## [MATERIAL FOR THIS EXERCISE]
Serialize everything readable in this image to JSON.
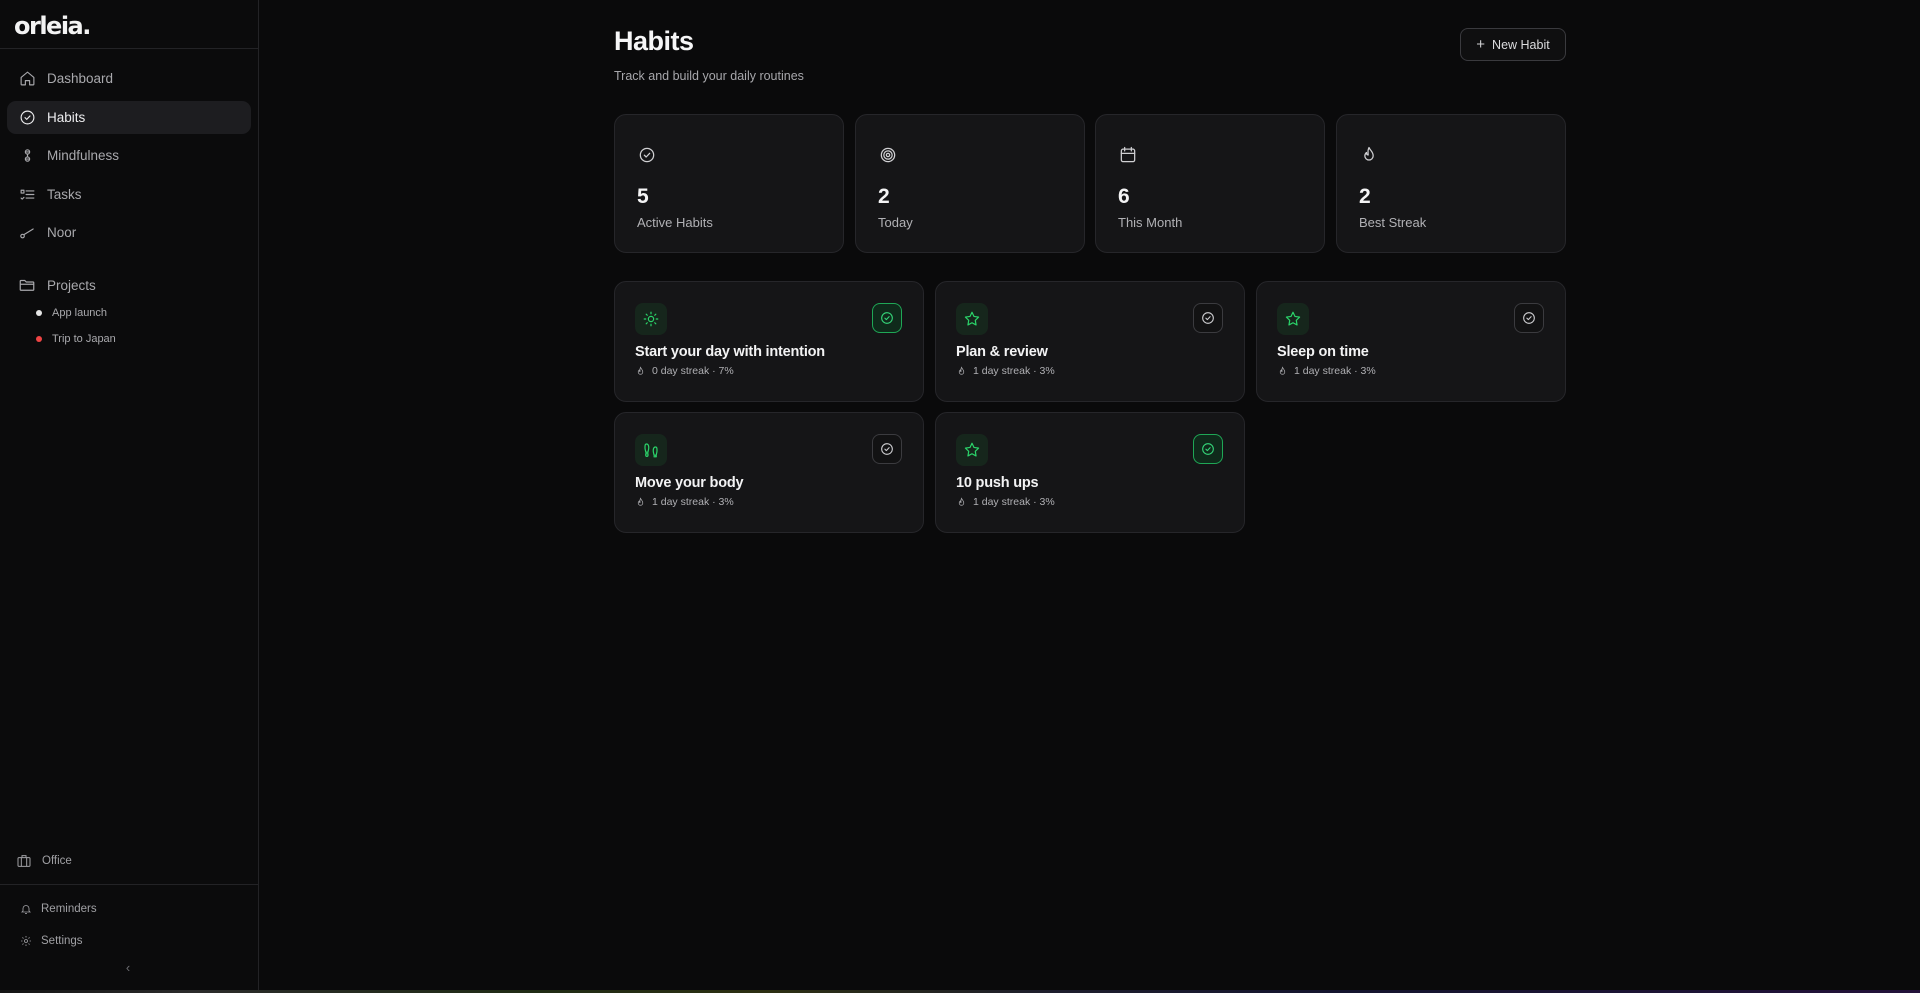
{
  "app": {
    "brand": "orleia."
  },
  "sidebar": {
    "items": [
      {
        "label": "Dashboard",
        "icon": "home-icon"
      },
      {
        "label": "Habits",
        "icon": "check-circle-icon",
        "active": true
      },
      {
        "label": "Mindfulness",
        "icon": "lotus-icon"
      },
      {
        "label": "Tasks",
        "icon": "list-icon"
      },
      {
        "label": "Noor",
        "icon": "wand-icon"
      }
    ],
    "projects_label": "Projects",
    "projects": [
      {
        "label": "App launch",
        "color": "#e5e5e5"
      },
      {
        "label": "Trip to Japan",
        "color": "#ef4444"
      }
    ],
    "office_label": "Office",
    "reminders_label": "Reminders",
    "settings_label": "Settings",
    "collapse_glyph": "‹"
  },
  "header": {
    "title": "Habits",
    "subtitle": "Track and build your daily routines",
    "new_button": "New Habit"
  },
  "stats": [
    {
      "value": "5",
      "label": "Active Habits",
      "icon": "check-circle-icon"
    },
    {
      "value": "2",
      "label": "Today",
      "icon": "target-icon"
    },
    {
      "value": "6",
      "label": "This Month",
      "icon": "calendar-icon"
    },
    {
      "value": "2",
      "label": "Best Streak",
      "icon": "flame-icon"
    }
  ],
  "habits": [
    {
      "title": "Start your day with intention",
      "meta": "0 day streak · 7%",
      "icon": "sun-icon",
      "done": true
    },
    {
      "title": "Plan & review",
      "meta": "1 day streak · 3%",
      "icon": "star-icon",
      "done": false
    },
    {
      "title": "Sleep on time",
      "meta": "1 day streak · 3%",
      "icon": "star-icon",
      "done": false
    },
    {
      "title": "Move your body",
      "meta": "1 day streak · 3%",
      "icon": "footprints-icon",
      "done": false
    },
    {
      "title": "10 push ups",
      "meta": "1 day streak · 3%",
      "icon": "star-icon",
      "done": true
    }
  ],
  "colors": {
    "accent": "#2bd46a",
    "background": "#0a0a0b",
    "card": "#151517"
  }
}
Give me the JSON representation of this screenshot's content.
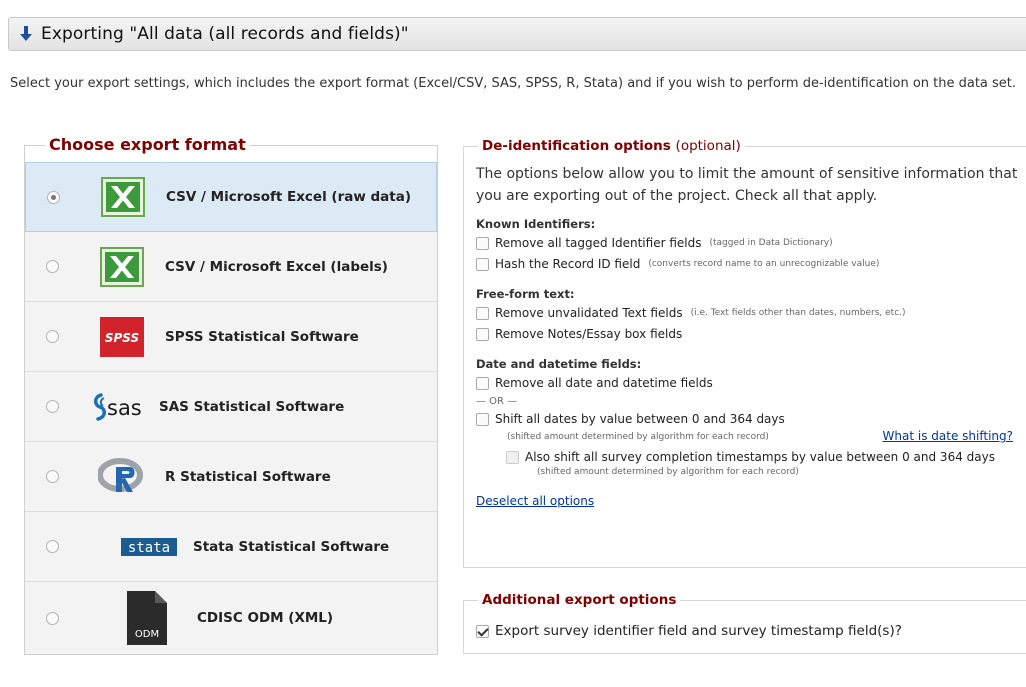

## [WORK TO BE COMPLETED]
Search the records above for "circle". Copy each line where it is found.

## [THE ANSWER]
        "icon": "check-circle-icon",
      "icon": "check-circle-icon"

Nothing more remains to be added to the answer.